◆ **Exercise objective**:
Word for word, retype every entry in the listing.

--- start of Task data ---

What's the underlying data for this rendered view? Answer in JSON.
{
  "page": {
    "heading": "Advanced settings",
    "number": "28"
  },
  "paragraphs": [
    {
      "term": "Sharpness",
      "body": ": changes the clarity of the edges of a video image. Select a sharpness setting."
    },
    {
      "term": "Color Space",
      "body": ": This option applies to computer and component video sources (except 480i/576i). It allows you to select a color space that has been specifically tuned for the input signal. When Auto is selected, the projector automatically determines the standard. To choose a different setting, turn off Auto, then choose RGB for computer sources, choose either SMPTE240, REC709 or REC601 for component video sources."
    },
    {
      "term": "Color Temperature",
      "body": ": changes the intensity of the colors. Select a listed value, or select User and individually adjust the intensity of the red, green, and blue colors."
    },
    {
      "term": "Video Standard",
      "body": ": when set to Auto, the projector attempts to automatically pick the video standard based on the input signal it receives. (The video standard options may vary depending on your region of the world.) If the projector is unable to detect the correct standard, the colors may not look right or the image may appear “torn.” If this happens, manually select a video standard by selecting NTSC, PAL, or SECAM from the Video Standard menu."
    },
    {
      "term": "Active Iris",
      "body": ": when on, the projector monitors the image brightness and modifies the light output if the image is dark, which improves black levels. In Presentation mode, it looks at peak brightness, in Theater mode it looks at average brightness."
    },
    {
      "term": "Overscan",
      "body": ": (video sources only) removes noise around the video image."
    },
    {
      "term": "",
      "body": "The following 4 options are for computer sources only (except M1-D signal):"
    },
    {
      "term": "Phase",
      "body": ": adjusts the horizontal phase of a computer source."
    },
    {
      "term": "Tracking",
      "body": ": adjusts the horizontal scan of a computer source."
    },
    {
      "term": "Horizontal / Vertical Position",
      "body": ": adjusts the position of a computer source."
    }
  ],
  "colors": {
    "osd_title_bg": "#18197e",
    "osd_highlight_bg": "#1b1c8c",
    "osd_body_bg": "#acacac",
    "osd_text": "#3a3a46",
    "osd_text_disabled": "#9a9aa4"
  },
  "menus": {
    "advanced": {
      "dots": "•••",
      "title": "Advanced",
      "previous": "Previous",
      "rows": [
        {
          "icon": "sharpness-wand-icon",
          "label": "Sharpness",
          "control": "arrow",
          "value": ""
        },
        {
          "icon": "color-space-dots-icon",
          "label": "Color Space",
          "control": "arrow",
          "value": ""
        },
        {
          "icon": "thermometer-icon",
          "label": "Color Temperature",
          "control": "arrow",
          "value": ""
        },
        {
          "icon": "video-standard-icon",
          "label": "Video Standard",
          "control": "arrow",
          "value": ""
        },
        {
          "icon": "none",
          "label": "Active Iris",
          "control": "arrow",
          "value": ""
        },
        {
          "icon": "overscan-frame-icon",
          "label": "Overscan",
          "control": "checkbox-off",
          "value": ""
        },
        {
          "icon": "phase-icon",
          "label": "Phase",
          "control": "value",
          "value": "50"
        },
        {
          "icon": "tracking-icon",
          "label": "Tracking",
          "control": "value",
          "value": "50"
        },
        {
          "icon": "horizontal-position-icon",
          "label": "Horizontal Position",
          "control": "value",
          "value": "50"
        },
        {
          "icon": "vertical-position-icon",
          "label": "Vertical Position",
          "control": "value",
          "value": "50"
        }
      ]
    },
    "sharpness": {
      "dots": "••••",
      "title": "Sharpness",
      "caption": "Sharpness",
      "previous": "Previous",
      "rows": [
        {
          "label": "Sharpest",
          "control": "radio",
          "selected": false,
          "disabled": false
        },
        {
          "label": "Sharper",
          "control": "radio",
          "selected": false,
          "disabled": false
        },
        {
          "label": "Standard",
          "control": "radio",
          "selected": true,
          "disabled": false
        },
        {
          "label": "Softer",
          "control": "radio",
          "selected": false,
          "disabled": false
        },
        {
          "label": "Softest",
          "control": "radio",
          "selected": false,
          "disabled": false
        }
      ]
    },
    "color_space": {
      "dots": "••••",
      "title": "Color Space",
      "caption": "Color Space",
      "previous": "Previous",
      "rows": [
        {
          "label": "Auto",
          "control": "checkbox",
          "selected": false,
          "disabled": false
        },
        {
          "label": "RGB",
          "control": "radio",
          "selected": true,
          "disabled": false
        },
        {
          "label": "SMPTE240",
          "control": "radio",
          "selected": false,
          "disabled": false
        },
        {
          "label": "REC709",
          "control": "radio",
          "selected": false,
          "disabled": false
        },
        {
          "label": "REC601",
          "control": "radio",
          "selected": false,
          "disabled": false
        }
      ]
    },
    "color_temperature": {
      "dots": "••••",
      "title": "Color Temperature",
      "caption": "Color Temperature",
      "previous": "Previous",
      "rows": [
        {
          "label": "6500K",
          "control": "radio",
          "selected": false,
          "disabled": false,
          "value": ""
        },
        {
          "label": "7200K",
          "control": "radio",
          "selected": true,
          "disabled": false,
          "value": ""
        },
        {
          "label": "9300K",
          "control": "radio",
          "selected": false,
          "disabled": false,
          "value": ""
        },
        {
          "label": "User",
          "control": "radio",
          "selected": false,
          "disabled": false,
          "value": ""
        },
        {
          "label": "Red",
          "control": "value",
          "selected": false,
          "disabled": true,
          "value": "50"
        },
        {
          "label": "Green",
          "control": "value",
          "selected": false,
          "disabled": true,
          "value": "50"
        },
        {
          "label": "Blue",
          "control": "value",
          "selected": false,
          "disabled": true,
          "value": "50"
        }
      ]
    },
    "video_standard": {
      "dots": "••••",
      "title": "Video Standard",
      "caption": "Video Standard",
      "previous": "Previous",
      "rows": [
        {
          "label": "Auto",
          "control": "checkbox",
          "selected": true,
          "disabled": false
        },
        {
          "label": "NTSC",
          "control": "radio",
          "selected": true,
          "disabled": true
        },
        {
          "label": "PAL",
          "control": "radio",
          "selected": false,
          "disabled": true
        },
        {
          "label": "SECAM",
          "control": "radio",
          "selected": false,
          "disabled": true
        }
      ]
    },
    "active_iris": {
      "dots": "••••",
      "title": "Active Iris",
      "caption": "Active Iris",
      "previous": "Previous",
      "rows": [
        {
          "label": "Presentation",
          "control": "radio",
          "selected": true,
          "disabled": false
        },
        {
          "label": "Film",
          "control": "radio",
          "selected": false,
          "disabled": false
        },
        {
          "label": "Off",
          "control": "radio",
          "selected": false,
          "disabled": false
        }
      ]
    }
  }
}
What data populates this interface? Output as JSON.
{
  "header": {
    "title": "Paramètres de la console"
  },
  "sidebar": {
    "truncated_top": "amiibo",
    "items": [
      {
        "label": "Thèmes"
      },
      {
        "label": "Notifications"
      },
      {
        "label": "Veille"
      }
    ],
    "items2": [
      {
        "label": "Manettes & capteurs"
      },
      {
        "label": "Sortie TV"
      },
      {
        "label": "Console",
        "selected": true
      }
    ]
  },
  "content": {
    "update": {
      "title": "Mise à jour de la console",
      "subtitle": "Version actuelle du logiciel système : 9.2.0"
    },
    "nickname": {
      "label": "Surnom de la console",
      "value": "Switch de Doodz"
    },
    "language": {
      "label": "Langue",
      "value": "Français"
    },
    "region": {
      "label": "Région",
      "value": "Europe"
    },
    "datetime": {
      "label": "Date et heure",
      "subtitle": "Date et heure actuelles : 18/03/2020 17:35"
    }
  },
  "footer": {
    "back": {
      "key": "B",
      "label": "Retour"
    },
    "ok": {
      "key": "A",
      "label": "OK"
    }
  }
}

--- end of Task data ---

◆ **Output**:
What's the underlying data for this rendered view? Answer in JSON.
{
  "page": {
    "heading": "Advanced settings",
    "number": "28"
  },
  "paragraphs": [
    {
      "term": "Sharpness",
      "body": ": changes the clarity of the edges of a video image. Select a sharpness setting."
    },
    {
      "term": "Color Space",
      "body": ": This option applies to computer and component video sources (except 480i/576i). It allows you to select a color space that has been specifically tuned for the input signal. When Auto is selected, the projector automatically determines the standard. To choose a different setting, turn off Auto, then choose RGB for computer sources, choose either SMPTE240, REC709 or REC601 for component video sources."
    },
    {
      "term": "Color Temperature",
      "body": ": changes the intensity of the colors. Select a listed value, or select User and individually adjust the intensity of the red, green, and blue colors."
    },
    {
      "term": "Video Standard",
      "body": ": when set to Auto, the projector attempts to automatically pick the video standard based on the input signal it receives. (The video standard options may vary depending on your region of the world.) If the projector is unable to detect the correct standard, the colors may not look right or the image may appear “torn.” If this happens, manually select a video standard by selecting NTSC, PAL, or SECAM from the Video Standard menu."
    },
    {
      "term": "Active Iris",
      "body": ": when on, the projector monitors the image brightness and modifies the light output if the image is dark, which improves black levels. In Presentation mode, it looks at peak brightness, in Theater mode it looks at average brightness."
    },
    {
      "term": "Overscan",
      "body": ": (video sources only) removes noise around the video image."
    },
    {
      "term": "",
      "body": "The following 4 options are for computer sources only (except M1-D signal):"
    },
    {
      "term": "Phase",
      "body": ": adjusts the horizontal phase of a computer source."
    },
    {
      "term": "Tracking",
      "body": ": adjusts the horizontal scan of a computer source."
    },
    {
      "term": "Horizontal / Vertical Position",
      "body": ": adjusts the position of a computer source."
    }
  ],
  "colors": {
    "osd_title_bg": "#18197e",
    "osd_highlight_bg": "#1b1c8c",
    "osd_body_bg": "#acacac",
    "osd_text": "#3a3a46",
    "osd_text_disabled": "#9a9aa4"
  },
  "menus": {
    "advanced": {
      "dots": "•••",
      "title": "Advanced",
      "previous": "Previous",
      "rows": [
        {
          "icon": "sharpness-wand-icon",
          "label": "Sharpness",
          "control": "arrow",
          "value": ""
        },
        {
          "icon": "color-space-dots-icon",
          "label": "Color Space",
          "control": "arrow",
          "value": ""
        },
        {
          "icon": "thermometer-icon",
          "label": "Color Temperature",
          "control": "arrow",
          "value": ""
        },
        {
          "icon": "video-standard-icon",
          "label": "Video Standard",
          "control": "arrow",
          "value": ""
        },
        {
          "icon": "none",
          "label": "Active Iris",
          "control": "arrow",
          "value": ""
        },
        {
          "icon": "overscan-frame-icon",
          "label": "Overscan",
          "control": "checkbox-off",
          "value": ""
        },
        {
          "icon": "phase-icon",
          "label": "Phase",
          "control": "value",
          "value": "50"
        },
        {
          "icon": "tracking-icon",
          "label": "Tracking",
          "control": "value",
          "value": "50"
        },
        {
          "icon": "horizontal-position-icon",
          "label": "Horizontal Position",
          "control": "value",
          "value": "50"
        },
        {
          "icon": "vertical-position-icon",
          "label": "Vertical Position",
          "control": "value",
          "value": "50"
        }
      ]
    },
    "sharpness": {
      "dots": "••••",
      "title": "Sharpness",
      "caption": "Sharpness",
      "previous": "Previous",
      "rows": [
        {
          "label": "Sharpest",
          "control": "radio",
          "selected": false,
          "disabled": false
        },
        {
          "label": "Sharper",
          "control": "radio",
          "selected": false,
          "disabled": false
        },
        {
          "label": "Standard",
          "control": "radio",
          "selected": true,
          "disabled": false
        },
        {
          "label": "Softer",
          "control": "radio",
          "selected": false,
          "disabled": false
        },
        {
          "label": "Softest",
          "control": "radio",
          "selected": false,
          "disabled": false
        }
      ]
    },
    "color_space": {
      "dots": "••••",
      "title": "Color Space",
      "caption": "Color Space",
      "previous": "Previous",
      "rows": [
        {
          "label": "Auto",
          "control": "checkbox",
          "selected": false,
          "disabled": false
        },
        {
          "label": "RGB",
          "control": "radio",
          "selected": true,
          "disabled": false
        },
        {
          "label": "SMPTE240",
          "control": "radio",
          "selected": false,
          "disabled": false
        },
        {
          "label": "REC709",
          "control": "radio",
          "selected": false,
          "disabled": false
        },
        {
          "label": "REC601",
          "control": "radio",
          "selected": false,
          "disabled": false
        }
      ]
    },
    "color_temperature": {
      "dots": "••••",
      "title": "Color Temperature",
      "caption": "Color Temperature",
      "previous": "Previous",
      "rows": [
        {
          "label": "6500K",
          "control": "radio",
          "selected": false,
          "disabled": false,
          "value": ""
        },
        {
          "label": "7200K",
          "control": "radio",
          "selected": true,
          "disabled": false,
          "value": ""
        },
        {
          "label": "9300K",
          "control": "radio",
          "selected": false,
          "disabled": false,
          "value": ""
        },
        {
          "label": "User",
          "control": "radio",
          "selected": false,
          "disabled": false,
          "value": ""
        },
        {
          "label": "Red",
          "control": "value",
          "selected": false,
          "disabled": true,
          "value": "50"
        },
        {
          "label": "Green",
          "control": "value",
          "selected": false,
          "disabled": true,
          "value": "50"
        },
        {
          "label": "Blue",
          "control": "value",
          "selected": false,
          "disabled": true,
          "value": "50"
        }
      ]
    },
    "video_standard": {
      "dots": "••••",
      "title": "Video Standard",
      "caption": "Video Standard",
      "previous": "Previous",
      "rows": [
        {
          "label": "Auto",
          "control": "checkbox",
          "selected": true,
          "disabled": false
        },
        {
          "label": "NTSC",
          "control": "radio",
          "selected": true,
          "disabled": true
        },
        {
          "label": "PAL",
          "control": "radio",
          "selected": false,
          "disabled": true
        },
        {
          "label": "SECAM",
          "control": "radio",
          "selected": false,
          "disabled": true
        }
      ]
    },
    "active_iris": {
      "dots": "••••",
      "title": "Active Iris",
      "caption": "Active Iris",
      "previous": "Previous",
      "rows": [
        {
          "label": "Presentation",
          "control": "radio",
          "selected": true,
          "disabled": false
        },
        {
          "label": "Film",
          "control": "radio",
          "selected": false,
          "disabled": false
        },
        {
          "label": "Off",
          "control": "radio",
          "selected": false,
          "disabled": false
        }
      ]
    }
  }
}
What data populates this interface? Output as JSON.
{
  "header": {
    "title": "Paramètres de la console"
  },
  "sidebar": {
    "truncated_top": "amiibo",
    "items": [
      {
        "label": "Thèmes"
      },
      {
        "label": "Notifications"
      },
      {
        "label": "Veille"
      }
    ],
    "items2": [
      {
        "label": "Manettes & capteurs"
      },
      {
        "label": "Sortie TV"
      },
      {
        "label": "Console",
        "selected": true
      }
    ]
  },
  "content": {
    "update": {
      "title": "Mise à jour de la console",
      "subtitle": "Version actuelle du logiciel système : 9.2.0"
    },
    "nickname": {
      "label": "Surnom de la console",
      "value": "Switch de Doodz"
    },
    "language": {
      "label": "Langue",
      "value": "Français"
    },
    "region": {
      "label": "Région",
      "value": "Europe"
    },
    "datetime": {
      "label": "Date et heure",
      "subtitle": "Date et heure actuelles : 18/03/2020 17:35"
    }
  },
  "footer": {
    "back": {
      "key": "B",
      "label": "Retour"
    },
    "ok": {
      "key": "A",
      "label": "OK"
    }
  }
}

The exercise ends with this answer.